━━━ Input for this task

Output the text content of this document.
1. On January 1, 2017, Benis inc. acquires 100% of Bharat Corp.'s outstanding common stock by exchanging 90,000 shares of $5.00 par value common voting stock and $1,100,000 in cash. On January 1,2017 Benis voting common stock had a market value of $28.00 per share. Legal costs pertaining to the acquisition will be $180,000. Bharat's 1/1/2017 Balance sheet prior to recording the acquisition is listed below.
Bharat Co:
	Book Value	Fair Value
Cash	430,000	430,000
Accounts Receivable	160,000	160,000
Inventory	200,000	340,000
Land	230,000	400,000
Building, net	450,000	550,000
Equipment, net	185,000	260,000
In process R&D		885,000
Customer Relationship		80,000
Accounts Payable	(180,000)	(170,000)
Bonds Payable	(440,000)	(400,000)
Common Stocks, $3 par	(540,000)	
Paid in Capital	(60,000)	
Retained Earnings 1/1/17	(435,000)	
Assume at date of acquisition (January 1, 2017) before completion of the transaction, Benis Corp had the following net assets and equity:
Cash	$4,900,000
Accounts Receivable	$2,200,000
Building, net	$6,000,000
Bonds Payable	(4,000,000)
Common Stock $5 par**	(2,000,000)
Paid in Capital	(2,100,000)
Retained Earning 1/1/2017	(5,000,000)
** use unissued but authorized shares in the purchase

━━━━━━

Every line above that contains the word "Building" should be reported.

Building, net	450,000	550,000
Building, net	$6,000,000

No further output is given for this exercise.